[Lines of data]
----------

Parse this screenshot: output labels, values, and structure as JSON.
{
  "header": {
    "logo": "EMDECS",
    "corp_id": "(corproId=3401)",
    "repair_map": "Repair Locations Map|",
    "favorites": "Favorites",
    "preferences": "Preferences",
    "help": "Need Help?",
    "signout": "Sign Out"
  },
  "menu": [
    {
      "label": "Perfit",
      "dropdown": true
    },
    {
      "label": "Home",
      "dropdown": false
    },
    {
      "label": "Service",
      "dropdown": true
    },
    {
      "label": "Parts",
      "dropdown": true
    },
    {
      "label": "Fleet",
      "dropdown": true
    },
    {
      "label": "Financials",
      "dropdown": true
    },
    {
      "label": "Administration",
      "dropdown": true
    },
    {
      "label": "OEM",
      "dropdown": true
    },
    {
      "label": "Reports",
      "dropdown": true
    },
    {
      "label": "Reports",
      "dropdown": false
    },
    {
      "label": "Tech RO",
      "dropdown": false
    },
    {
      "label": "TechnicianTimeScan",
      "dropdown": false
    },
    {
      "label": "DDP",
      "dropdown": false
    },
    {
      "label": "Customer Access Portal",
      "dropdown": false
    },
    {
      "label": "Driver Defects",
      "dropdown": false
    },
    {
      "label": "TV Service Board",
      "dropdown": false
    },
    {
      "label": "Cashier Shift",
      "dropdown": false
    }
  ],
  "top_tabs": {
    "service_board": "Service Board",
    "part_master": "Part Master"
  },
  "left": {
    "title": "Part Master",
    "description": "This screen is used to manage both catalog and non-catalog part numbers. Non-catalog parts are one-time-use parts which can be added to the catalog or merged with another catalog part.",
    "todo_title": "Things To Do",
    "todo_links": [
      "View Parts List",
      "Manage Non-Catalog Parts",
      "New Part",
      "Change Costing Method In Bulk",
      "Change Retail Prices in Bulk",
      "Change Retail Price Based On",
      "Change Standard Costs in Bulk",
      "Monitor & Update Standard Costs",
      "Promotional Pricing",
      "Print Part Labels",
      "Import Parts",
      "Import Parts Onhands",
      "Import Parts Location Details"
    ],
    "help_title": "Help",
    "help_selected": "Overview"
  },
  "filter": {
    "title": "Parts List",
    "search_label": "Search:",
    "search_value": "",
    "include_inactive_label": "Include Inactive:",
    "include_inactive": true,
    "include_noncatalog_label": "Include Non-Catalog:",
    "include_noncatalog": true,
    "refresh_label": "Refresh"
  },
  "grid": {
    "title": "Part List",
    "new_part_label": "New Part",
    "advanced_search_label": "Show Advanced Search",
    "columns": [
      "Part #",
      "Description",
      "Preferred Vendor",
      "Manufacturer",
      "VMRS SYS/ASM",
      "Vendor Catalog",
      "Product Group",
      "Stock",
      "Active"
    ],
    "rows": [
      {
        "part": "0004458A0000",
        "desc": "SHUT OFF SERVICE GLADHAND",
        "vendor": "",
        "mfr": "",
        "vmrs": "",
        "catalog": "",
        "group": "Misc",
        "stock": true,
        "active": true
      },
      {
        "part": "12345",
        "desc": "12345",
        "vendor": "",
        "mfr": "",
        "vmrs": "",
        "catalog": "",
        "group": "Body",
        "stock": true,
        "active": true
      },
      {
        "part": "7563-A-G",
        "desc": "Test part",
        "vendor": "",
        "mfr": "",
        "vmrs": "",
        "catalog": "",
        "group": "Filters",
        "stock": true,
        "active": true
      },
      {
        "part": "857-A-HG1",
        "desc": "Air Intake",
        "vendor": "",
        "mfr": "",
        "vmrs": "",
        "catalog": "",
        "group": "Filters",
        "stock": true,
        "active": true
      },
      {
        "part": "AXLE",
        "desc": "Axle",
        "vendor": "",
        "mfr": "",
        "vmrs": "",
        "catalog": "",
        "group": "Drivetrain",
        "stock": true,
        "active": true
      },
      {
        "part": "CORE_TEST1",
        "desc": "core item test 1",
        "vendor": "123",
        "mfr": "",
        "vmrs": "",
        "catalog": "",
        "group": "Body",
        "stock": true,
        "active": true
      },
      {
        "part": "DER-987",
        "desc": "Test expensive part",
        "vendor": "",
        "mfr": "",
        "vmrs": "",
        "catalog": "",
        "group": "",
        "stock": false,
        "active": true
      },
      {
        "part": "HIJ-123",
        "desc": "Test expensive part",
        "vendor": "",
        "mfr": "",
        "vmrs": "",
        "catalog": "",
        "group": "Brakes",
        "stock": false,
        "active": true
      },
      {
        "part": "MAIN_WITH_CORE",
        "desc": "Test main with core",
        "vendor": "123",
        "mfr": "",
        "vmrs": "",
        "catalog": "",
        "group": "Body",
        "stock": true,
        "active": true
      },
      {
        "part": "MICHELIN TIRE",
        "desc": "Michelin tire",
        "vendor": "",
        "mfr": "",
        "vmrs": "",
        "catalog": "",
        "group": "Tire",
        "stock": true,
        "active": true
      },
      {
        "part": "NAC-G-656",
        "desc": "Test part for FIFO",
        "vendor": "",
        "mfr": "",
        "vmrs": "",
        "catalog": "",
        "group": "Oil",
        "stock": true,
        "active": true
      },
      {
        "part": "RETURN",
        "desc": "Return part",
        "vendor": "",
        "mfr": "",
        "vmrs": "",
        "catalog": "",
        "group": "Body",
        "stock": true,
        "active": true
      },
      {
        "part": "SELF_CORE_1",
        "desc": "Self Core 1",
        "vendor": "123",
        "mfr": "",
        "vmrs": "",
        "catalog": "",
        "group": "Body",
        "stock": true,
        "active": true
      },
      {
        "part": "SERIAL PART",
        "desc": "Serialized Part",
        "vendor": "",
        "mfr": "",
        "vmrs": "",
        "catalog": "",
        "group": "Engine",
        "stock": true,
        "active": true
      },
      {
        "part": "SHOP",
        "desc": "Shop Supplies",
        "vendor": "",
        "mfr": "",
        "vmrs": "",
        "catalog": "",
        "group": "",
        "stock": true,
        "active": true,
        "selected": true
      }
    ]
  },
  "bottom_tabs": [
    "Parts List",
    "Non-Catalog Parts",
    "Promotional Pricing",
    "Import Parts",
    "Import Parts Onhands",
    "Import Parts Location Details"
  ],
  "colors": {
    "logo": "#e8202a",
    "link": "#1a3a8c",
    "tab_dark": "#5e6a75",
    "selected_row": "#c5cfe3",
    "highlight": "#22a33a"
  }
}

----------

**WHAT IS BEING ASKED**.
Transcribe all entries exactly as they are given.

**CORRECT ANSWER**.
Parse this screenshot: output labels, values, and structure as JSON.
{
  "header": {
    "logo": "EMDECS",
    "corp_id": "(corproId=3401)",
    "repair_map": "Repair Locations Map|",
    "favorites": "Favorites",
    "preferences": "Preferences",
    "help": "Need Help?",
    "signout": "Sign Out"
  },
  "menu": [
    {
      "label": "Perfit",
      "dropdown": true
    },
    {
      "label": "Home",
      "dropdown": false
    },
    {
      "label": "Service",
      "dropdown": true
    },
    {
      "label": "Parts",
      "dropdown": true
    },
    {
      "label": "Fleet",
      "dropdown": true
    },
    {
      "label": "Financials",
      "dropdown": true
    },
    {
      "label": "Administration",
      "dropdown": true
    },
    {
      "label": "OEM",
      "dropdown": true
    },
    {
      "label": "Reports",
      "dropdown": true
    },
    {
      "label": "Reports",
      "dropdown": false
    },
    {
      "label": "Tech RO",
      "dropdown": false
    },
    {
      "label": "TechnicianTimeScan",
      "dropdown": false
    },
    {
      "label": "DDP",
      "dropdown": false
    },
    {
      "label": "Customer Access Portal",
      "dropdown": false
    },
    {
      "label": "Driver Defects",
      "dropdown": false
    },
    {
      "label": "TV Service Board",
      "dropdown": false
    },
    {
      "label": "Cashier Shift",
      "dropdown": false
    }
  ],
  "top_tabs": {
    "service_board": "Service Board",
    "part_master": "Part Master"
  },
  "left": {
    "title": "Part Master",
    "description": "This screen is used to manage both catalog and non-catalog part numbers. Non-catalog parts are one-time-use parts which can be added to the catalog or merged with another catalog part.",
    "todo_title": "Things To Do",
    "todo_links": [
      "View Parts List",
      "Manage Non-Catalog Parts",
      "New Part",
      "Change Costing Method In Bulk",
      "Change Retail Prices in Bulk",
      "Change Retail Price Based On",
      "Change Standard Costs in Bulk",
      "Monitor & Update Standard Costs",
      "Promotional Pricing",
      "Print Part Labels",
      "Import Parts",
      "Import Parts Onhands",
      "Import Parts Location Details"
    ],
    "help_title": "Help",
    "help_selected": "Overview"
  },
  "filter": {
    "title": "Parts List",
    "search_label": "Search:",
    "search_value": "",
    "include_inactive_label": "Include Inactive:",
    "include_inactive": true,
    "include_noncatalog_label": "Include Non-Catalog:",
    "include_noncatalog": true,
    "refresh_label": "Refresh"
  },
  "grid": {
    "title": "Part List",
    "new_part_label": "New Part",
    "advanced_search_label": "Show Advanced Search",
    "columns": [
      "Part #",
      "Description",
      "Preferred Vendor",
      "Manufacturer",
      "VMRS SYS/ASM",
      "Vendor Catalog",
      "Product Group",
      "Stock",
      "Active"
    ],
    "rows": [
      {
        "part": "0004458A0000",
        "desc": "SHUT OFF SERVICE GLADHAND",
        "vendor": "",
        "mfr": "",
        "vmrs": "",
        "catalog": "",
        "group": "Misc",
        "stock": true,
        "active": true
      },
      {
        "part": "12345",
        "desc": "12345",
        "vendor": "",
        "mfr": "",
        "vmrs": "",
        "catalog": "",
        "group": "Body",
        "stock": true,
        "active": true
      },
      {
        "part": "7563-A-G",
        "desc": "Test part",
        "vendor": "",
        "mfr": "",
        "vmrs": "",
        "catalog": "",
        "group": "Filters",
        "stock": true,
        "active": true
      },
      {
        "part": "857-A-HG1",
        "desc": "Air Intake",
        "vendor": "",
        "mfr": "",
        "vmrs": "",
        "catalog": "",
        "group": "Filters",
        "stock": true,
        "active": true
      },
      {
        "part": "AXLE",
        "desc": "Axle",
        "vendor": "",
        "mfr": "",
        "vmrs": "",
        "catalog": "",
        "group": "Drivetrain",
        "stock": true,
        "active": true
      },
      {
        "part": "CORE_TEST1",
        "desc": "core item test 1",
        "vendor": "123",
        "mfr": "",
        "vmrs": "",
        "catalog": "",
        "group": "Body",
        "stock": true,
        "active": true
      },
      {
        "part": "DER-987",
        "desc": "Test expensive part",
        "vendor": "",
        "mfr": "",
        "vmrs": "",
        "catalog": "",
        "group": "",
        "stock": false,
        "active": true
      },
      {
        "part": "HIJ-123",
        "desc": "Test expensive part",
        "vendor": "",
        "mfr": "",
        "vmrs": "",
        "catalog": "",
        "group": "Brakes",
        "stock": false,
        "active": true
      },
      {
        "part": "MAIN_WITH_CORE",
        "desc": "Test main with core",
        "vendor": "123",
        "mfr": "",
        "vmrs": "",
        "catalog": "",
        "group": "Body",
        "stock": true,
        "active": true
      },
      {
        "part": "MICHELIN TIRE",
        "desc": "Michelin tire",
        "vendor": "",
        "mfr": "",
        "vmrs": "",
        "catalog": "",
        "group": "Tire",
        "stock": true,
        "active": true
      },
      {
        "part": "NAC-G-656",
        "desc": "Test part for FIFO",
        "vendor": "",
        "mfr": "",
        "vmrs": "",
        "catalog": "",
        "group": "Oil",
        "stock": true,
        "active": true
      },
      {
        "part": "RETURN",
        "desc": "Return part",
        "vendor": "",
        "mfr": "",
        "vmrs": "",
        "catalog": "",
        "group": "Body",
        "stock": true,
        "active": true
      },
      {
        "part": "SELF_CORE_1",
        "desc": "Self Core 1",
        "vendor": "123",
        "mfr": "",
        "vmrs": "",
        "catalog": "",
        "group": "Body",
        "stock": true,
        "active": true
      },
      {
        "part": "SERIAL PART",
        "desc": "Serialized Part",
        "vendor": "",
        "mfr": "",
        "vmrs": "",
        "catalog": "",
        "group": "Engine",
        "stock": true,
        "active": true
      },
      {
        "part": "SHOP",
        "desc": "Shop Supplies",
        "vendor": "",
        "mfr": "",
        "vmrs": "",
        "catalog": "",
        "group": "",
        "stock": true,
        "active": true,
        "selected": true
      }
    ]
  },
  "bottom_tabs": [
    "Parts List",
    "Non-Catalog Parts",
    "Promotional Pricing",
    "Import Parts",
    "Import Parts Onhands",
    "Import Parts Location Details"
  ],
  "colors": {
    "logo": "#e8202a",
    "link": "#1a3a8c",
    "tab_dark": "#5e6a75",
    "selected_row": "#c5cfe3",
    "highlight": "#22a33a"
  }
}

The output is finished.